(Document page data)
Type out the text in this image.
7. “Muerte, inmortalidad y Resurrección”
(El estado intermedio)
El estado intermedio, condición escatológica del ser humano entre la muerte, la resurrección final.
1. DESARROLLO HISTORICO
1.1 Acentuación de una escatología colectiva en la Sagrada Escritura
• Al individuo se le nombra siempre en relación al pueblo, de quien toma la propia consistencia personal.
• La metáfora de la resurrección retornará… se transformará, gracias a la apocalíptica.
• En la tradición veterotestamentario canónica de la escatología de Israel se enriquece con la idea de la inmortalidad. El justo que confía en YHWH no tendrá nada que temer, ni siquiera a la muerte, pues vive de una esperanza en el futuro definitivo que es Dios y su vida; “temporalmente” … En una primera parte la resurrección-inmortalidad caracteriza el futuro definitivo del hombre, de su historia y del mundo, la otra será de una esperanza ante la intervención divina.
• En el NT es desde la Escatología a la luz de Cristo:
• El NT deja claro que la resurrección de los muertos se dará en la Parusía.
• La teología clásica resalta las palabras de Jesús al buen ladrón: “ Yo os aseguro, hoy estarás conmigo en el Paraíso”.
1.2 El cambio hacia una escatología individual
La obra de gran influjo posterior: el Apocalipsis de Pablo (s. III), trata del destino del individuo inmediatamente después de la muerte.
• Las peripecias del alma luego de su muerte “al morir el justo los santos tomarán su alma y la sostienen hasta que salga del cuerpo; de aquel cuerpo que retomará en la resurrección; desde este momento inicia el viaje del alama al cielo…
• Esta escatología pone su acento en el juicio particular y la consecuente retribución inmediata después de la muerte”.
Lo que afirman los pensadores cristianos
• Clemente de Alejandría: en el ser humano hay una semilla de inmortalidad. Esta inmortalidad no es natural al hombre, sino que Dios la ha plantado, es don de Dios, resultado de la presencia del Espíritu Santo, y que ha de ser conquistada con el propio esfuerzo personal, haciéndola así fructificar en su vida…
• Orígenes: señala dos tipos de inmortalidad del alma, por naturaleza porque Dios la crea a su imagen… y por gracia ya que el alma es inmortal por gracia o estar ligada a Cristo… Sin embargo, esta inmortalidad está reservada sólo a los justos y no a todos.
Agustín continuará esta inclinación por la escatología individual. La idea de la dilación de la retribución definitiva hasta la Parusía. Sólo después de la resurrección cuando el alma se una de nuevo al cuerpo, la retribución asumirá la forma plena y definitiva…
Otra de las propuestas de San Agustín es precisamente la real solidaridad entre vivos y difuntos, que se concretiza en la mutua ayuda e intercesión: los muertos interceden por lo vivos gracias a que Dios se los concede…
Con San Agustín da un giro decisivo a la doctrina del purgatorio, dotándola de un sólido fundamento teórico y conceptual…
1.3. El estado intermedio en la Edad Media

**The task:**
Copy out the data above, word for word.

**Written response:**
Type out the text in this image.
7. “Muerte, inmortalidad y Resurrección”
(El estado intermedio)
El estado intermedio, condición escatológica del ser humano entre la muerte, la resurrección final.
1. DESARROLLO HISTORICO
1.1 Acentuación de una escatología colectiva en la Sagrada Escritura
• Al individuo se le nombra siempre en relación al pueblo, de quien toma la propia consistencia personal.
• La metáfora de la resurrección retornará… se transformará, gracias a la apocalíptica.
• En la tradición veterotestamentario canónica de la escatología de Israel se enriquece con la idea de la inmortalidad. El justo que confía en YHWH no tendrá nada que temer, ni siquiera a la muerte, pues vive de una esperanza en el futuro definitivo que es Dios y su vida; “temporalmente” … En una primera parte la resurrección-inmortalidad caracteriza el futuro definitivo del hombre, de su historia y del mundo, la otra será de una esperanza ante la intervención divina.
• En el NT es desde la Escatología a la luz de Cristo:
• El NT deja claro que la resurrección de los muertos se dará en la Parusía.
• La teología clásica resalta las palabras de Jesús al buen ladrón: “ Yo os aseguro, hoy estarás conmigo en el Paraíso”.
1.2 El cambio hacia una escatología individual
La obra de gran influjo posterior: el Apocalipsis de Pablo (s. III), trata del destino del individuo inmediatamente después de la muerte.
• Las peripecias del alma luego de su muerte “al morir el justo los santos tomarán su alma y la sostienen hasta que salga del cuerpo; de aquel cuerpo que retomará en la resurrección; desde este momento inicia el viaje del alama al cielo…
• Esta escatología pone su acento en el juicio particular y la consecuente retribución inmediata después de la muerte”.
Lo que afirman los pensadores cristianos
• Clemente de Alejandría: en el ser humano hay una semilla de inmortalidad. Esta inmortalidad no es natural al hombre, sino que Dios la ha plantado, es don de Dios, resultado de la presencia del Espíritu Santo, y que ha de ser conquistada con el propio esfuerzo personal, haciéndola así fructificar en su vida…
• Orígenes: señala dos tipos de inmortalidad del alma, por naturaleza porque Dios la crea a su imagen… y por gracia ya que el alma es inmortal por gracia o estar ligada a Cristo… Sin embargo, esta inmortalidad está reservada sólo a los justos y no a todos.
Agustín continuará esta inclinación por la escatología individual. La idea de la dilación de la retribución definitiva hasta la Parusía. Sólo después de la resurrección cuando el alma se una de nuevo al cuerpo, la retribución asumirá la forma plena y definitiva…
Otra de las propuestas de San Agustín es precisamente la real solidaridad entre vivos y difuntos, que se concretiza en la mutua ayuda e intercesión: los muertos interceden por lo vivos gracias a que Dios se los concede…
Con San Agustín da un giro decisivo a la doctrina del purgatorio, dotándola de un sólido fundamento teórico y conceptual…
1.3. El estado intermedio en la Edad Media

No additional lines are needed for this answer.